WHAT YOU NEED TO DO -> Quote the listing below in full and exactly as written, but omit every picture.

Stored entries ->
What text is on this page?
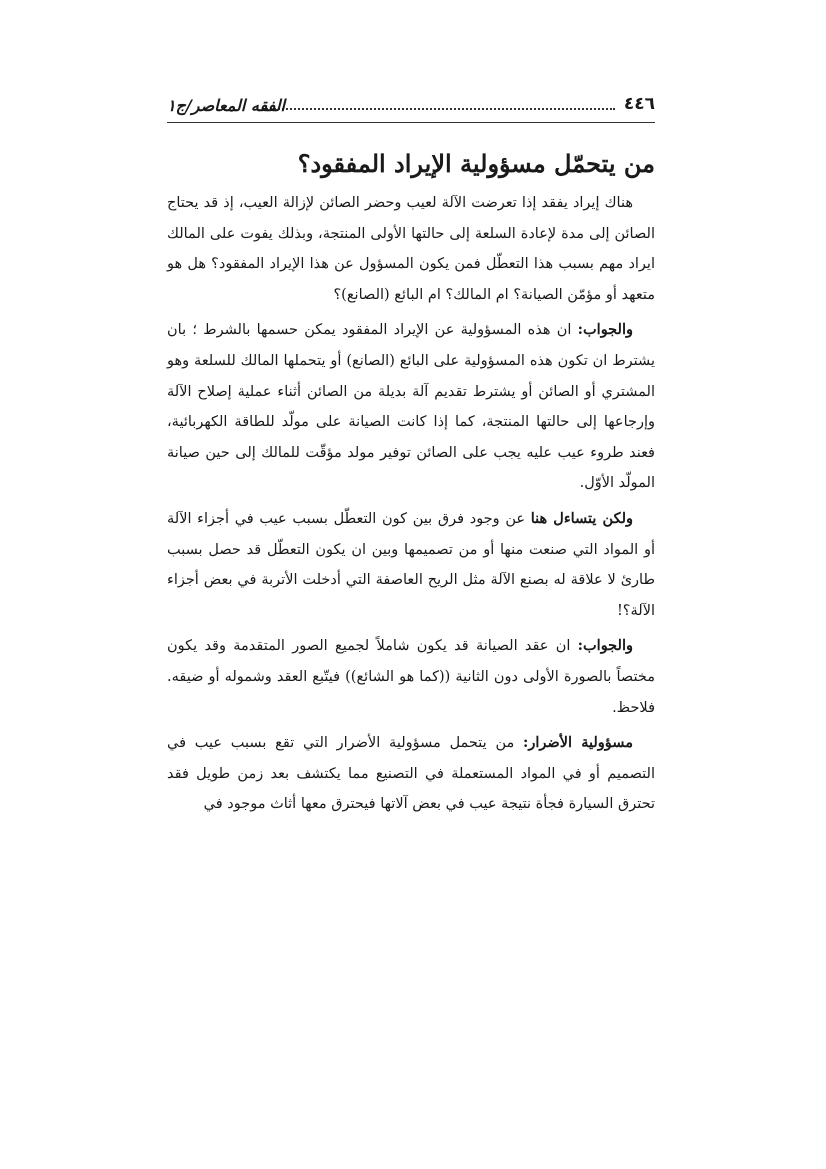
٤٤٦
الفقه المعاصر/ج١
من يتحمّل مسؤولية الإيراد المفقود؟

هناك إيراد يفقد إذا تعرضت الآلة لعيب وحضر الصائن لإزالة العيب، إذ قد يحتاج الصائن إلى مدة لإعادة السلعة إلى حالتها الأولى المنتجة، وبذلك يفوت على المالك ايراد مهم بسبب هذا التعطّل فمن يكون المسؤول عن هذا الإيراد المفقود؟ هل هو متعهد أو مؤمّن الصيانة؟ ام المالك؟ ام البائع (الصانع)؟

والجواب: ان هذه المسؤولية عن الإيراد المفقود يمكن حسمها بالشرط ؛ بان يشترط ان تكون هذه المسؤولية على البائع (الصانع) أو يتحملها المالك للسلعة وهو المشتري أو الصائن أو يشترط تقديم آلة بديلة من الصائن أثناء عملية إصلاح الآلة وإرجاعها إلى حالتها المنتجة، كما إذا كانت الصيانة على مولّد للطاقة الكهربائية، فعند طروء عيب عليه يجب على الصائن توفير مولد مؤقّت للمالك إلى حين صيانة المولّد الأوّل.

ولكن يتساءل هنا عن وجود فرق بين كون التعطّل بسبب عيب في أجزاء الآلة أو المواد التي صنعت منها أو من تصميمها وبين ان يكون التعطّل قد حصل بسبب طارئ لا علاقة له بصنع الآلة مثل الريح العاصفة التي أدخلت الأتربة في بعض أجزاء الآلة؟!

والجواب: ان عقد الصيانة قد يكون شاملاً لجميع الصور المتقدمة وقد يكون مختصاً بالصورة الأولى دون الثانية ((كما هو الشائع)) فيتّبع العقد وشموله أو ضيقه. فلاحظ.

مسؤولية الأضرار: من يتحمل مسؤولية الأضرار التي تقع بسبب عيب في التصميم أو في المواد المستعملة في التصنيع مما يكتشف بعد زمن طويل فقد تحترق السيارة فجأة نتيجة عيب في بعض آلاتها فيحترق معها أثاث موجود في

WORKED SOLUTION ->
What text is on this page?
٤٤٦
الفقه المعاصر/ج١
من يتحمّل مسؤولية الإيراد المفقود؟

هناك إيراد يفقد إذا تعرضت الآلة لعيب وحضر الصائن لإزالة العيب، إذ قد يحتاج الصائن إلى مدة لإعادة السلعة إلى حالتها الأولى المنتجة، وبذلك يفوت على المالك ايراد مهم بسبب هذا التعطّل فمن يكون المسؤول عن هذا الإيراد المفقود؟ هل هو متعهد أو مؤمّن الصيانة؟ ام المالك؟ ام البائع (الصانع)؟

والجواب: ان هذه المسؤولية عن الإيراد المفقود يمكن حسمها بالشرط ؛ بان يشترط ان تكون هذه المسؤولية على البائع (الصانع) أو يتحملها المالك للسلعة وهو المشتري أو الصائن أو يشترط تقديم آلة بديلة من الصائن أثناء عملية إصلاح الآلة وإرجاعها إلى حالتها المنتجة، كما إذا كانت الصيانة على مولّد للطاقة الكهربائية، فعند طروء عيب عليه يجب على الصائن توفير مولد مؤقّت للمالك إلى حين صيانة المولّد الأوّل.

ولكن يتساءل هنا عن وجود فرق بين كون التعطّل بسبب عيب في أجزاء الآلة أو المواد التي صنعت منها أو من تصميمها وبين ان يكون التعطّل قد حصل بسبب طارئ لا علاقة له بصنع الآلة مثل الريح العاصفة التي أدخلت الأتربة في بعض أجزاء الآلة؟!

والجواب: ان عقد الصيانة قد يكون شاملاً لجميع الصور المتقدمة وقد يكون مختصاً بالصورة الأولى دون الثانية ((كما هو الشائع)) فيتّبع العقد وشموله أو ضيقه. فلاحظ.

مسؤولية الأضرار: من يتحمل مسؤولية الأضرار التي تقع بسبب عيب في التصميم أو في المواد المستعملة في التصنيع مما يكتشف بعد زمن طويل فقد تحترق السيارة فجأة نتيجة عيب في بعض آلاتها فيحترق معها أثاث موجود في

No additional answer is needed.